> [Data to process]:
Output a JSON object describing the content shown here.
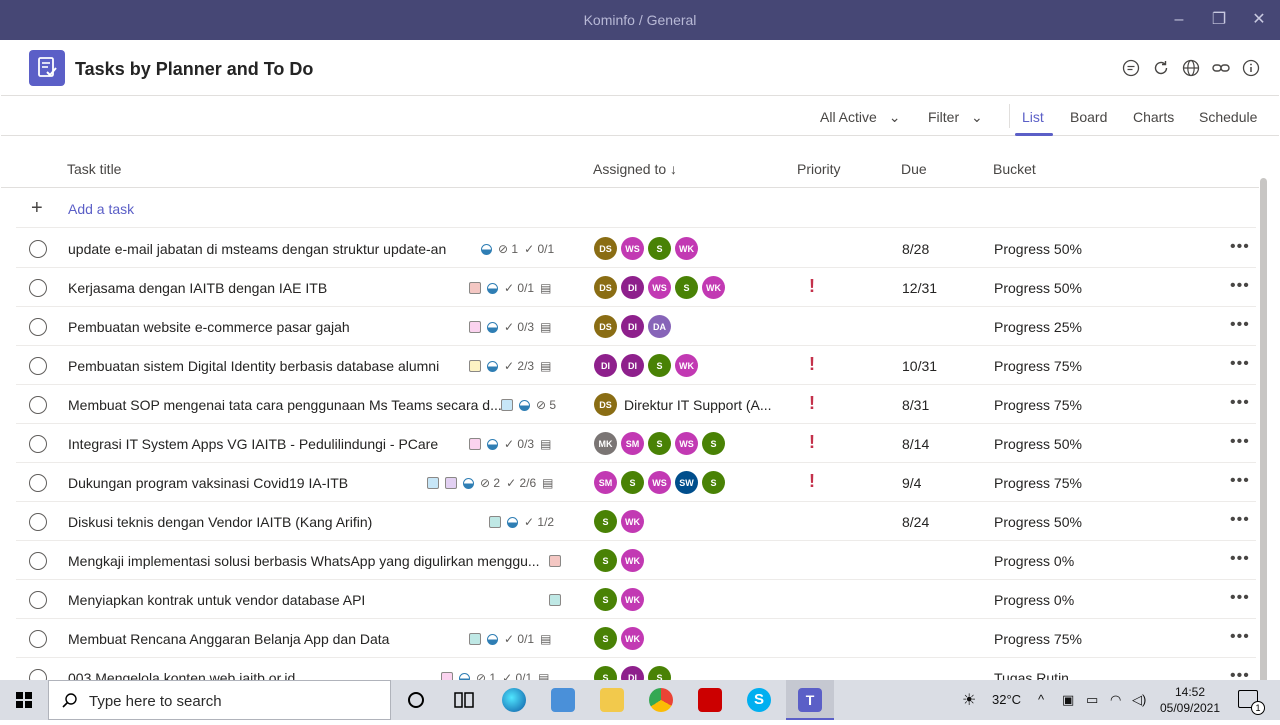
{
  "window": {
    "title": "Kominfo / General"
  },
  "app": {
    "title": "Tasks by Planner and To Do"
  },
  "toolbar": {
    "filter_active": "All Active",
    "filter": "Filter",
    "tabs": [
      "List",
      "Board",
      "Charts",
      "Schedule"
    ],
    "active_tab": "List"
  },
  "columns": {
    "title": "Task title",
    "assigned": "Assigned to ↓",
    "priority": "Priority",
    "due": "Due",
    "bucket": "Bucket"
  },
  "add_task": "Add a task",
  "colors": {
    "accent": "#5b5fc7",
    "titlebar": "#464775",
    "urgent": "#c4314b"
  },
  "tasks": [
    {
      "title": "update e-mail jabatan di msteams dengan struktur update-an",
      "attachments": "1",
      "checklist": "0/1",
      "due": "8/28",
      "bucket": "Progress 50%"
    },
    {
      "title": "Kerjasama dengan IAITB dengan IAE ITB",
      "checklist": "0/1",
      "due": "12/31",
      "bucket": "Progress 50%",
      "priority": "!"
    },
    {
      "title": "Pembuatan website e-commerce pasar gajah",
      "checklist": "0/3",
      "due": "",
      "bucket": "Progress 25%"
    },
    {
      "title": "Pembuatan sistem Digital Identity berbasis database alumni",
      "checklist": "2/3",
      "due": "10/31",
      "bucket": "Progress 75%",
      "priority": "!"
    },
    {
      "title": "Membuat SOP mengenai tata cara penggunaan Ms Teams secara d...",
      "attachments": "5",
      "assignee_text": "Direktur IT Support (A...",
      "due": "8/31",
      "bucket": "Progress 75%",
      "priority": "!"
    },
    {
      "title": "Integrasi IT System Apps VG IAITB - Pedulilindungi - PCare",
      "checklist": "0/3",
      "due": "8/14",
      "bucket": "Progress 50%",
      "priority": "!"
    },
    {
      "title": "Dukungan program vaksinasi Covid19 IA-ITB",
      "attachments": "2",
      "checklist": "2/6",
      "due": "9/4",
      "bucket": "Progress 75%",
      "priority": "!"
    },
    {
      "title": "Diskusi teknis dengan Vendor IAITB (Kang Arifin)",
      "checklist": "1/2",
      "due": "8/24",
      "bucket": "Progress 50%"
    },
    {
      "title": "Mengkaji implementasi solusi berbasis WhatsApp yang digulirkan menggu...",
      "due": "",
      "bucket": "Progress 0%"
    },
    {
      "title": "Menyiapkan kontrak untuk vendor database API",
      "due": "",
      "bucket": "Progress 0%"
    },
    {
      "title": "Membuat Rencana Anggaran Belanja App dan Data",
      "checklist": "0/1",
      "due": "",
      "bucket": "Progress 75%"
    },
    {
      "title": "003 Mengelola konten web iaitb.or.id",
      "attachments": "1",
      "checklist": "0/1",
      "due": "",
      "bucket": "Tugas Rutin"
    }
  ],
  "avatars": [
    [
      "DS",
      "WS",
      "S",
      "WK"
    ],
    [
      "DS",
      "DI",
      "WS",
      "S",
      "WK"
    ],
    [
      "DS",
      "DI",
      "DA"
    ],
    [
      "DI",
      "DI",
      "S",
      "WK"
    ],
    [
      "DS"
    ],
    [
      "MK",
      "SM",
      "S",
      "WS",
      "S"
    ],
    [
      "SM",
      "S",
      "WS",
      "SW",
      "S"
    ],
    [
      "S",
      "WK"
    ],
    [
      "S",
      "WK"
    ],
    [
      "S",
      "WK"
    ],
    [
      "S",
      "WK"
    ],
    [
      "S",
      "DI",
      "S"
    ]
  ],
  "taskbar": {
    "search_placeholder": "Type here to search",
    "weather": "32°C",
    "time": "14:52",
    "date": "05/09/2021",
    "notifications": "1"
  }
}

> [Exercise task]: Extract from the material all lines containing the string "here".

> [Result of this exercise]:
Output a JSON object describing the content shown here.
    "search_placeholder": "Type here to search",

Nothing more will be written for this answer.